* PROVIDED TEXT
----

Prior to Sec. 355(e), a distributing corporation could have an ownership change in connection with a Sec. 355 distribution by combining the distribution with a tax-free reorganization, thereby avoiding the limits on tax-free Sec. 355 distributions. This type of transaction is referred to as a "Morris Trust transaction," after Mary Arch W. Morris Trust, 367 F2d 794 (4th Cir. 1966).

In August 2001, the Service issued temporary regulations, almost identical to previously issued proposed regulations that defined a plan or a series of related transactions for purposes of the anti-Morris Trust statutory provision. The regulations contained a number of safe harbors that planners could use to avoid triggering gain recognition under Sec. 355(e).

   

The Facts-and-Circumstances Test

The prior regulations identified a number of facts and circumstances that tend to establish whether a distribution and a subsequent acquisition are part of a plan. For an acquisition following a distribution, both the distribution and acquisition would be part of a plan if the distributing and the controlled corporations (or any of their controlling shareholders) intended the acquisition (or a similar acquisition) to occur in connection with the distribution on the distribution date. Generally, the test emphasized whether bilateral discussions, agreements or arrangements about the acquisition occurred prior to the distribution.

Temp. Regs. Sec. 1.355-7T(b)(2) retains this understanding. Besides an acquisition involving a public offering, a distribution and a post-distribution acquisition would be part of a plan only if an agreement, understanding, arrangement or substantial negotiations about the acquisition (or a similar acquisition) existed at any time during a two-year period ending on the distribution date. In light of this, the revised temporary regulations delete the provision in the 2001 proposed regulations that a business purpose would exist if within six months after the distribution, an acquisition occurred, or an agreement, understanding, arrangement or substantial negotiations existed (the "reasonable certainty rule").

However, all facts and circumstances must be considered. For example, if a distribution was motivated by a corporate business purpose other than facilitating an acquisition (or a similar acquisition), and occurred at approximately the same time and in a similar form, regardless of whether the acquisition (or a similar acquisition) was effected, the taxpayer might be able to establish that the distribution and the acquisition were not part of a plan (Temp. Regs. Sec. 1.355-7T(b)(2)). This should make it easier to avoid taxation of a distribution using the general facts-and-circumstances test.

   

Similar Acquisition

The prior regulations also provided that an acquisition and an intended acquisition may be similar, even though the identity of the acquirer, the acquisition’s timing or the actual acquisition’s terms are different from the intended acquisition. Temp. Regs. Sec. 1.355-7T(h)(8) has a narrow definition of "similar acquisition." In general, an actual acquisition is similar to another potential acquisition if the actual acquisition resulted in a direct or indirect combination of all or a significant portion of the same business operations as the combination that would have been effected by such other potential acquisition. Thus, an actual acquisition might be similar to another acquisition, even if the timing or terms of the actual acquisition are different from those of the other acquisition (Temp. Regs. Sec. 1.355-7T(h)(8)). This reverses the conclusion of Example 7 in the prior regulations.

----

Image element box entries:
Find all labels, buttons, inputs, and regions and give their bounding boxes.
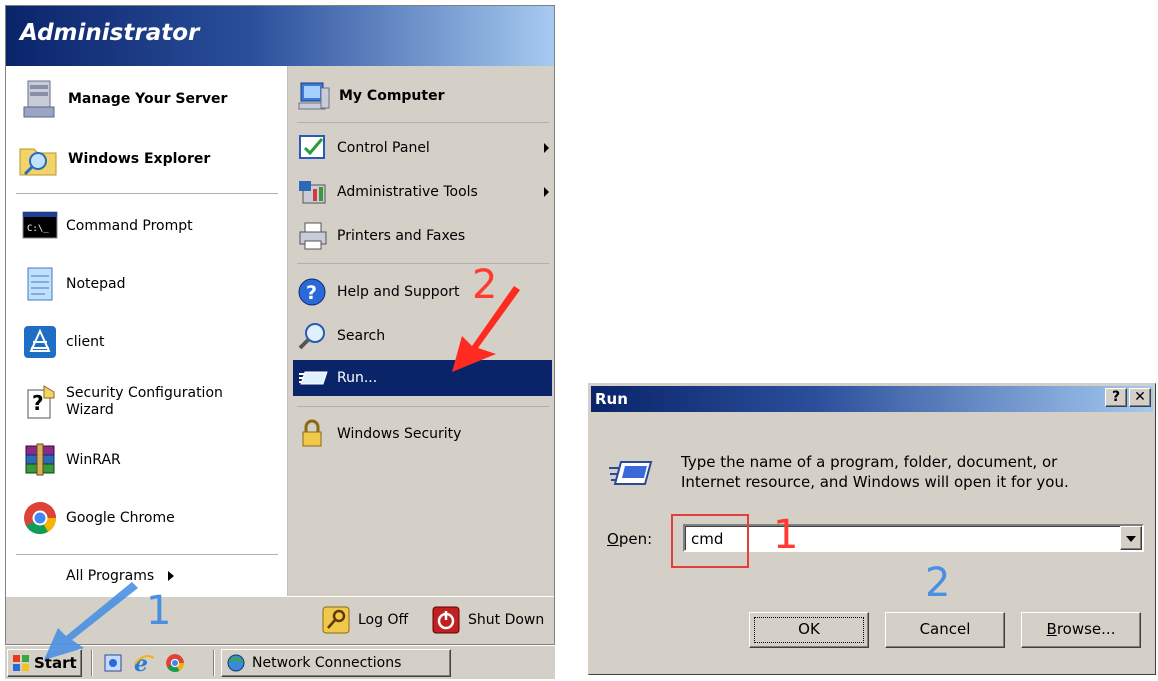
open-combobox[interactable]: cmd bbox=[683, 524, 1144, 552]
annotation-step-2-dialog: 2 bbox=[925, 560, 951, 606]
run-dialog-description: Type the name of a program, folder, docu… bbox=[681, 452, 1069, 492]
run-dialog-icon bbox=[609, 456, 653, 496]
cancel-button[interactable]: Cancel bbox=[885, 612, 1005, 648]
red-arrow-icon bbox=[452, 286, 520, 372]
description-line1: Type the name of a program, folder, docu… bbox=[681, 453, 1058, 471]
ok-button[interactable]: OK bbox=[749, 612, 869, 648]
annotation-step-1-dialog: 1 bbox=[773, 512, 799, 558]
run-dialog: Run ? ✕ Type the name of a program, fold… bbox=[588, 383, 1156, 675]
browse-button[interactable]: Browse... bbox=[1021, 612, 1141, 648]
run-dialog-titlebar: Run bbox=[591, 386, 1153, 412]
help-button[interactable]: ? bbox=[1105, 388, 1127, 407]
highlight-box bbox=[671, 514, 749, 568]
blue-arrow-start-icon bbox=[44, 582, 138, 660]
run-dialog-title: Run bbox=[595, 390, 628, 408]
close-button[interactable]: ✕ bbox=[1129, 388, 1151, 407]
chevron-down-icon bbox=[1126, 536, 1136, 542]
open-label: Open: bbox=[607, 530, 653, 548]
description-line2: Internet resource, and Windows will open… bbox=[681, 473, 1069, 491]
dropdown-button[interactable] bbox=[1120, 526, 1142, 550]
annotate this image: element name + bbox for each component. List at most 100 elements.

----

* REQUIRED TASKS
**A.** Do these statements agree with the passage on Sec. 355(e)? For each, answer yes or no and quote the deciding words of the passage. (i) The "Morris Trust transaction" takes its name from a 1966 Fourth Circuit case. (ii) The revised temporary regulations keep the "reasonable certainty rule" from the 2001 proposed regulations. (iii) Temp. Regs. Sec. 1.355-7T(h)(8) gives a broad definition of "similar acquisition."
**B.** Please locate every line of the entries that contains the string "step" and copy each one in full. Match case exactly.

* ANSWERS GIVEN
**A.**
(i) Yes: "after Mary Arch W. Morris Trust, 367 F2d 794 (4th Cir. 1966)"
(ii) No: "the revised temporary regulations delete the provision in the 2001 proposed regulations"
(iii) No: "has a narrow definition of "similar acquisition.""

**B.**
annotation-step-2-dialog: 2 bbox=[925, 560, 951, 606]
annotation-step-1-dialog: 1 bbox=[773, 512, 799, 558]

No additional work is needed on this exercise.